**The exercise:** Spot each line in the records below where the word "della" occurs, then copy it.

**Records for this task:**
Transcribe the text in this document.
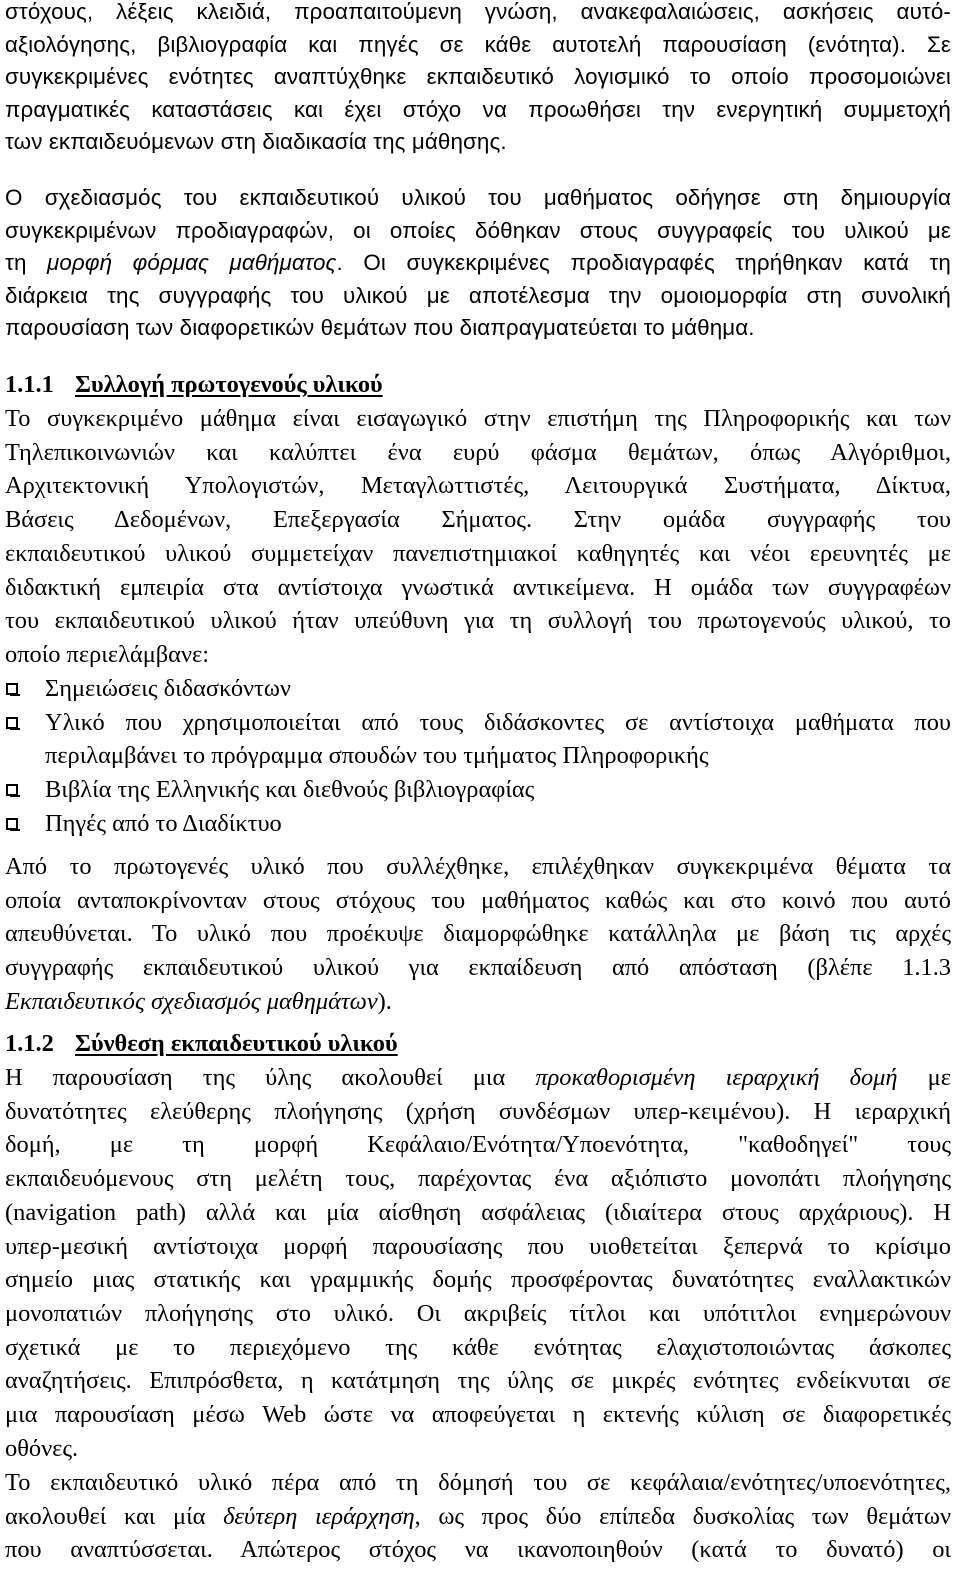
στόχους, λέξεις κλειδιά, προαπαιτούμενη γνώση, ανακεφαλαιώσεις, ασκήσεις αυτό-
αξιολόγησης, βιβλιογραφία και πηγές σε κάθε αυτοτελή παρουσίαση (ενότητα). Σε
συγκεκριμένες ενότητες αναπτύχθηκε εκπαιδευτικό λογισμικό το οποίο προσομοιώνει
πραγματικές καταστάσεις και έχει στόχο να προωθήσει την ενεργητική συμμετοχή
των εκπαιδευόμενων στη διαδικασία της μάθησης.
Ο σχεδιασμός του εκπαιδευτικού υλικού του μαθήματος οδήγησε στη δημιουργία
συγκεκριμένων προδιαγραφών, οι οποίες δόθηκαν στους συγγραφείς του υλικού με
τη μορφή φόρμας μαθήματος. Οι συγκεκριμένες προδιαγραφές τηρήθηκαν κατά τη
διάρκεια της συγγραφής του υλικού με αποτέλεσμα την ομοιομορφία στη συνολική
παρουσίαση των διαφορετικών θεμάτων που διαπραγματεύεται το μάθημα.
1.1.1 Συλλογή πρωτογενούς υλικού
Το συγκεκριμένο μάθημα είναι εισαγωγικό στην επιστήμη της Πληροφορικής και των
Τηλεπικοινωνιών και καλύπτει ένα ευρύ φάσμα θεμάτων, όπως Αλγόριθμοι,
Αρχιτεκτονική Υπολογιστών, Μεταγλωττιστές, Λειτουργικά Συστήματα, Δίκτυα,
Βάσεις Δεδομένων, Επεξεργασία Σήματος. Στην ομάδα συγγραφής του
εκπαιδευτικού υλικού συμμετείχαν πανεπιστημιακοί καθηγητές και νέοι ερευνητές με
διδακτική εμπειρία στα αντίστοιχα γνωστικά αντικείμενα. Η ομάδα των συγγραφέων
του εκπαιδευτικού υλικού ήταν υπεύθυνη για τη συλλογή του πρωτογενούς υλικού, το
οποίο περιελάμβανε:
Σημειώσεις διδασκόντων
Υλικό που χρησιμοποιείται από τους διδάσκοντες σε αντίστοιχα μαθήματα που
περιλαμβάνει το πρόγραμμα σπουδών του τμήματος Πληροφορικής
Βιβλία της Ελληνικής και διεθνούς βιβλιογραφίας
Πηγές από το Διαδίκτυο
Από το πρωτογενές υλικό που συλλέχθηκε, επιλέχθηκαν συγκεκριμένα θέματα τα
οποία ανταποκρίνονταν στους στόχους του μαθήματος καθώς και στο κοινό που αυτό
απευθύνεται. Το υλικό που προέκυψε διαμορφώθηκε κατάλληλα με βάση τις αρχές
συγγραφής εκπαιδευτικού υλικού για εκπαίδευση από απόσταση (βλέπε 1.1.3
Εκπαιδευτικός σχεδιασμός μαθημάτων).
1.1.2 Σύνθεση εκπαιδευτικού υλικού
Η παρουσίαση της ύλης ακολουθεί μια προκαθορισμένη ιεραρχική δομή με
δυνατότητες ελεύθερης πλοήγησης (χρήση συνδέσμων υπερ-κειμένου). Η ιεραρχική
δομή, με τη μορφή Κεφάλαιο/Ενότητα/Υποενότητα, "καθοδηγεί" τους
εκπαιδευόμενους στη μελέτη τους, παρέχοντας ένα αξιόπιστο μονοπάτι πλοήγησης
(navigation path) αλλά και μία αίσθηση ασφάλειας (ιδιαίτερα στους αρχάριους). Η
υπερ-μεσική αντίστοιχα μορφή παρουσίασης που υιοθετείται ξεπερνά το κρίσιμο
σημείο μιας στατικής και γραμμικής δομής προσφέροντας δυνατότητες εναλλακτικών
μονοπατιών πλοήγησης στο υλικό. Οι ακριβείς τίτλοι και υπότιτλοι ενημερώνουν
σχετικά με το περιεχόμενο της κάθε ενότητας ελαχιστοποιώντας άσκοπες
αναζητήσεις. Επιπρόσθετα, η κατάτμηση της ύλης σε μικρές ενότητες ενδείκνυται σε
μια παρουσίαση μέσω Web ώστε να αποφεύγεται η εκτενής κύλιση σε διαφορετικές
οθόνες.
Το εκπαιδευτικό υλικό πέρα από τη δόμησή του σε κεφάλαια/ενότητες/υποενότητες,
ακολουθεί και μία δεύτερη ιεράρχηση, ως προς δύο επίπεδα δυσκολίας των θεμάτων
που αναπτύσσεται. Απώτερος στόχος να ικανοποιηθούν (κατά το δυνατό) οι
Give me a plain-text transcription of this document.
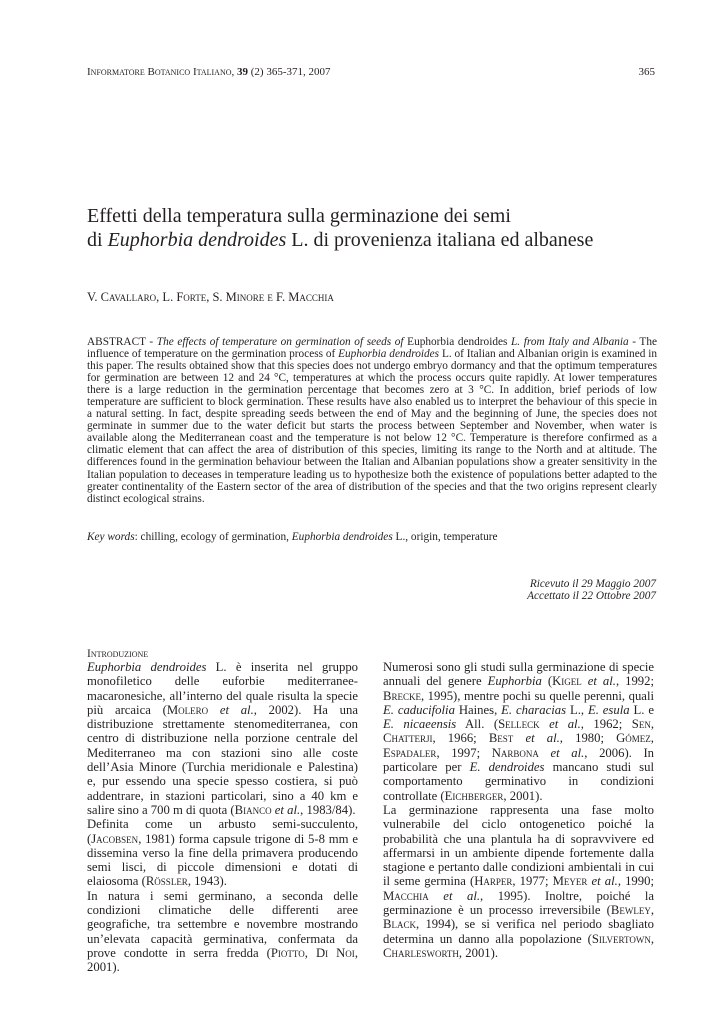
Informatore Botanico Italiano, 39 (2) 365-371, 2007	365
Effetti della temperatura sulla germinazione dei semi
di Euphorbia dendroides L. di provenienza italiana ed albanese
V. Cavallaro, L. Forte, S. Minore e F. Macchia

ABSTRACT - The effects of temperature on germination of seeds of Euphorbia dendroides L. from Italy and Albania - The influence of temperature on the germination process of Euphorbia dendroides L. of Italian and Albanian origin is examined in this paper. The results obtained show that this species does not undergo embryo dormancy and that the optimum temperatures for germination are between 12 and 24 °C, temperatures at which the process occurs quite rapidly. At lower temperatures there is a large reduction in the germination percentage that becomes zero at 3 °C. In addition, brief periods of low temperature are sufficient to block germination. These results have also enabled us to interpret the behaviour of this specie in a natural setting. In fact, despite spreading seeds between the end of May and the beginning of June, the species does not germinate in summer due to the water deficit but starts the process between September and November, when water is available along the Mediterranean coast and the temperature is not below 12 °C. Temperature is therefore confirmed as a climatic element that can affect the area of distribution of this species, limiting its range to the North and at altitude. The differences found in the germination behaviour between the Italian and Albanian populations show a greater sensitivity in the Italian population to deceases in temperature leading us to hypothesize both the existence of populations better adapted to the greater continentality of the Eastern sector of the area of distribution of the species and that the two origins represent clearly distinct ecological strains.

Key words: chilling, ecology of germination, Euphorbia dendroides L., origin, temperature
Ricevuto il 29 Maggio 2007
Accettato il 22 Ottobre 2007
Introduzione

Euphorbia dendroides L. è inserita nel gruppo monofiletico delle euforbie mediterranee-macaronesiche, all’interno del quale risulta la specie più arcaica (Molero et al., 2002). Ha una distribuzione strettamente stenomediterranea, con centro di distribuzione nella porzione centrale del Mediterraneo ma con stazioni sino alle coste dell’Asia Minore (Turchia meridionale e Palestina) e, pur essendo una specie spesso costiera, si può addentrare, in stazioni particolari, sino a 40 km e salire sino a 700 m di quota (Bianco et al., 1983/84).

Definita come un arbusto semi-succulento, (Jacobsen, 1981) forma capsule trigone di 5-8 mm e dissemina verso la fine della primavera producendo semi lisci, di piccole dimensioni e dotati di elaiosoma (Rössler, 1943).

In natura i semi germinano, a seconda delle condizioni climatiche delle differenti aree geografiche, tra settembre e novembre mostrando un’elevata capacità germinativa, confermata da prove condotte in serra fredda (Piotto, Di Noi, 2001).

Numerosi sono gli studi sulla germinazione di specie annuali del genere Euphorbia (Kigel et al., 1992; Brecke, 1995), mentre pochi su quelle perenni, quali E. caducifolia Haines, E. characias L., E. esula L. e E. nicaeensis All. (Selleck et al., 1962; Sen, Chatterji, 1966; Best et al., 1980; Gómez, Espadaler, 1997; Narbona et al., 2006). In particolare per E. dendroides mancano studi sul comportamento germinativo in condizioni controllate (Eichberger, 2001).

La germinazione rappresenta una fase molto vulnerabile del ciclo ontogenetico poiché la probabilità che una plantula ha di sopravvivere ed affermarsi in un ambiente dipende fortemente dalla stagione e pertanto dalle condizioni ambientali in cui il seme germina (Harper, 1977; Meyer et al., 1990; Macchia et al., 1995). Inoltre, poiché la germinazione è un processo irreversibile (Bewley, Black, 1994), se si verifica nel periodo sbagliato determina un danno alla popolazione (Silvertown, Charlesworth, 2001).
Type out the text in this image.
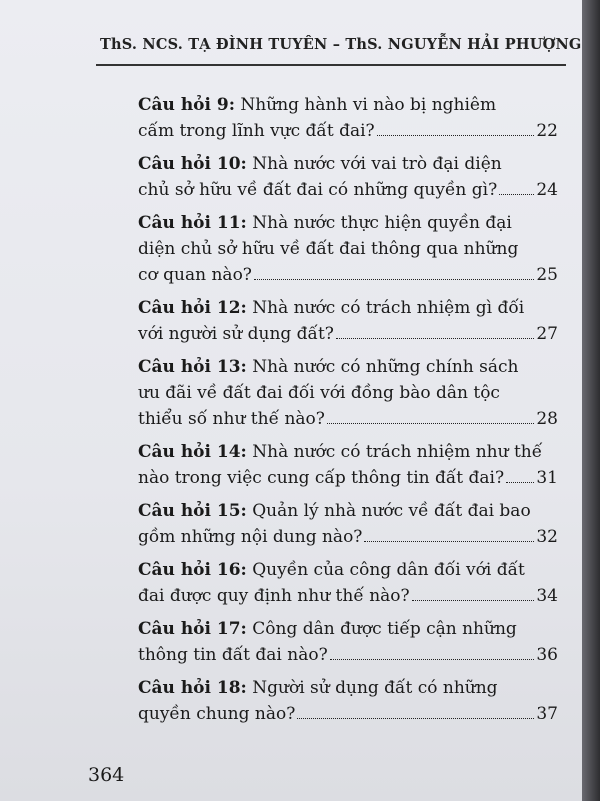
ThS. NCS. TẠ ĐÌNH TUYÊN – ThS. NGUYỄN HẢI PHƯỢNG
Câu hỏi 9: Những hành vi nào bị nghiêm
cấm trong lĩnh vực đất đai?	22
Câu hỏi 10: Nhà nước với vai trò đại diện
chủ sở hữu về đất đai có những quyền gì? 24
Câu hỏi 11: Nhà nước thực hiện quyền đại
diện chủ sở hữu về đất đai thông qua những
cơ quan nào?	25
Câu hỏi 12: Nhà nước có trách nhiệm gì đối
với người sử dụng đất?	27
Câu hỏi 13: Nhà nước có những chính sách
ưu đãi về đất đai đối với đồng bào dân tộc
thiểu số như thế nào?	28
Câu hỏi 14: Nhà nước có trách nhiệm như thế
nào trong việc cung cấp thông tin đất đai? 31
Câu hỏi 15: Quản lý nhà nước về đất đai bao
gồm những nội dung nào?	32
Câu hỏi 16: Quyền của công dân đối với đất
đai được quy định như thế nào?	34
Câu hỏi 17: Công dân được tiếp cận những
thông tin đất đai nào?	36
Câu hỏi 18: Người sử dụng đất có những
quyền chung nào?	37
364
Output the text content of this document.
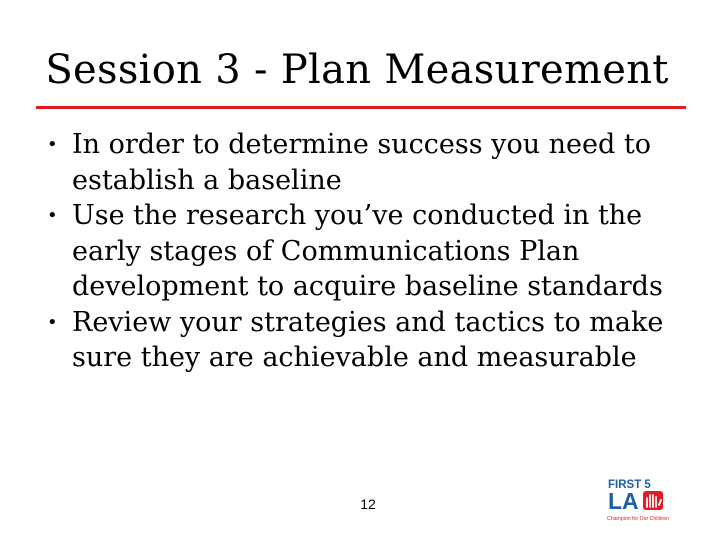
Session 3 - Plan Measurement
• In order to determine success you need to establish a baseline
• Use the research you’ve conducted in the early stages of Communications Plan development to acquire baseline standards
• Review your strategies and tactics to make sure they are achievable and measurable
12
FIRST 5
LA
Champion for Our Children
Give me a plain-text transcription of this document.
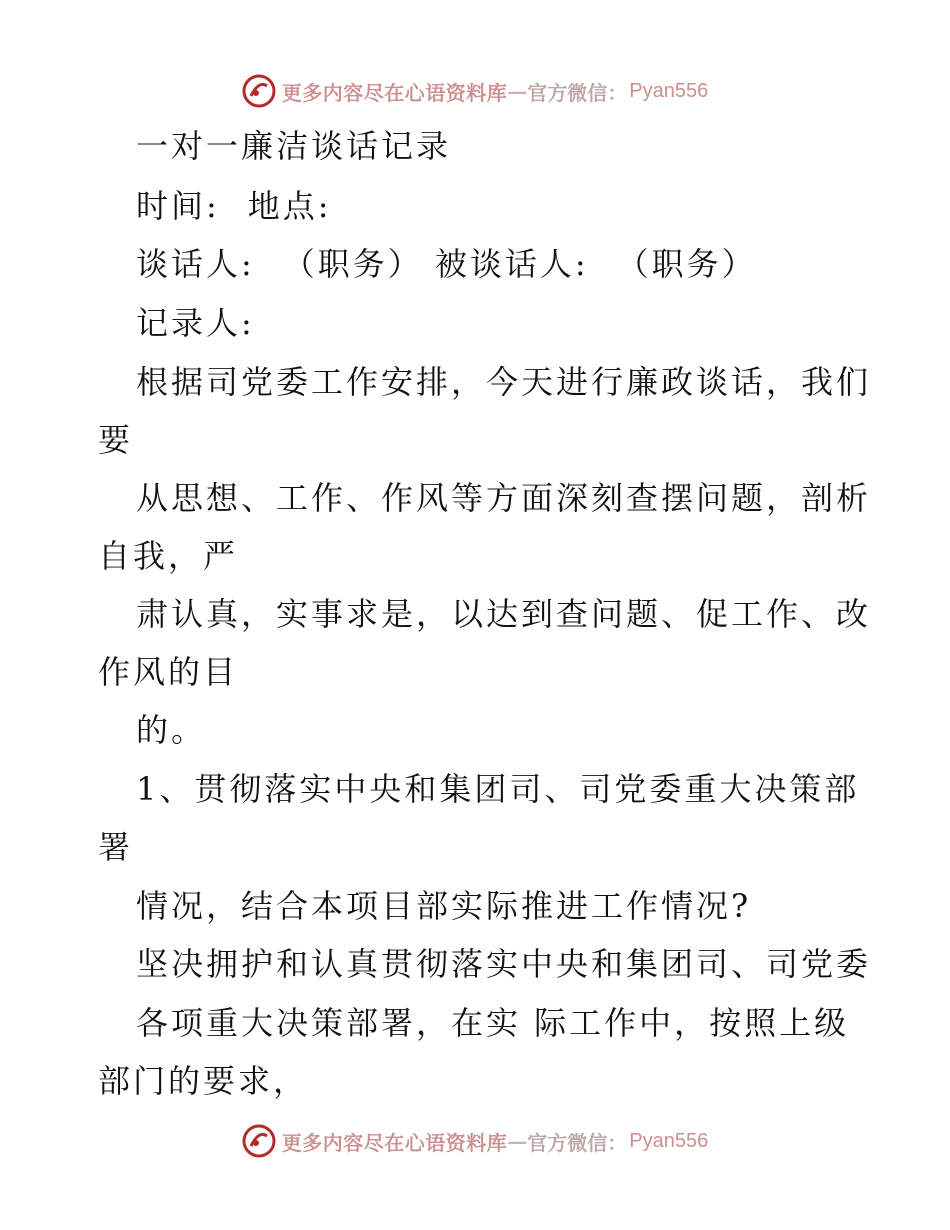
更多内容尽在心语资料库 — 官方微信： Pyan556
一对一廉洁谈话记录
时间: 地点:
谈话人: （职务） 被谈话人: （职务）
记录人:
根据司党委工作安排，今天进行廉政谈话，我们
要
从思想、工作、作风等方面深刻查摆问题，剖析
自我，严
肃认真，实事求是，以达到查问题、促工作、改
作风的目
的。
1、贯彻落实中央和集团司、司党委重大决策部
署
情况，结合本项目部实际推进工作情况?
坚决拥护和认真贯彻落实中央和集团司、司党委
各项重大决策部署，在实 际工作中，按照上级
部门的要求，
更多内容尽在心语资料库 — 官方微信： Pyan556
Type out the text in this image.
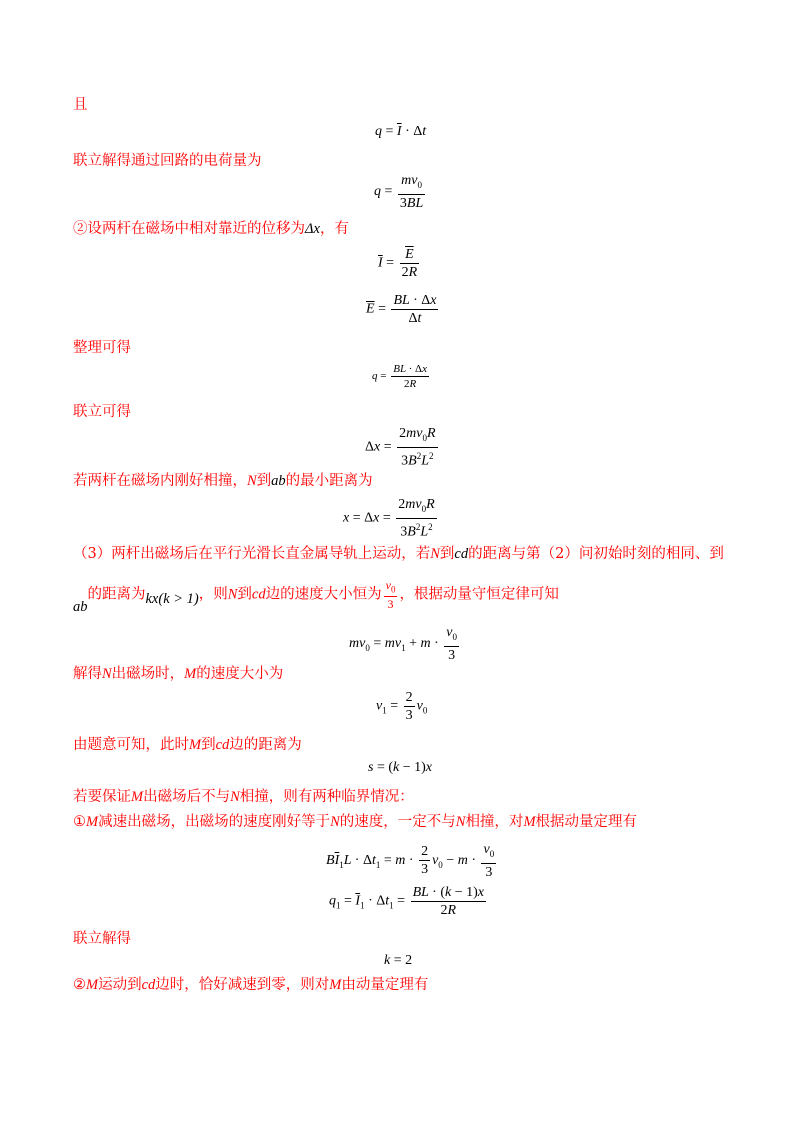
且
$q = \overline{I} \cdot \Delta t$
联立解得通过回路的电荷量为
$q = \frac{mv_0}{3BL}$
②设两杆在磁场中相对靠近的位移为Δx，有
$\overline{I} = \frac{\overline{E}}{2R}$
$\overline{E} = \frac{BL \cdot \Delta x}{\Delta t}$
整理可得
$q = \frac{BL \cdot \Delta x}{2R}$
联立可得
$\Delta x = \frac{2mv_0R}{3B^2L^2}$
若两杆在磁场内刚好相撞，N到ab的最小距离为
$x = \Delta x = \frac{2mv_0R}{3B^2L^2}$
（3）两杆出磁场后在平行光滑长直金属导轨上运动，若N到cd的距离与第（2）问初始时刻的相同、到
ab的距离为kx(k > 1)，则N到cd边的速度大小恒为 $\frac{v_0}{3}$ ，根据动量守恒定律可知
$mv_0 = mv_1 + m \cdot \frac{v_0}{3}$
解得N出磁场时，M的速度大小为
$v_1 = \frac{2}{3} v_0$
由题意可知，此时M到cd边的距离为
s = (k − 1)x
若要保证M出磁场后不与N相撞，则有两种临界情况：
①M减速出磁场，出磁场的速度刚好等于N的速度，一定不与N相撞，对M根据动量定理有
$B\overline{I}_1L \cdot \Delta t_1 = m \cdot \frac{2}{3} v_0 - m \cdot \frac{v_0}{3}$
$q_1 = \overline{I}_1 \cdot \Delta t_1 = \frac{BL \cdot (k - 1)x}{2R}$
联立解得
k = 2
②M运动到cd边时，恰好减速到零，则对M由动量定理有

**Problem solution:**
Effetti della temperatura sulla germinazione dei semi
Definita come un arbusto semi-succulento, (Jacobsen, 1981) forma capsule trigone di 5-8 mm e dissemina verso la fine della primavera producendo semi lisci, di piccole dimensioni e dotati di elaiosoma (Rössler, 1943).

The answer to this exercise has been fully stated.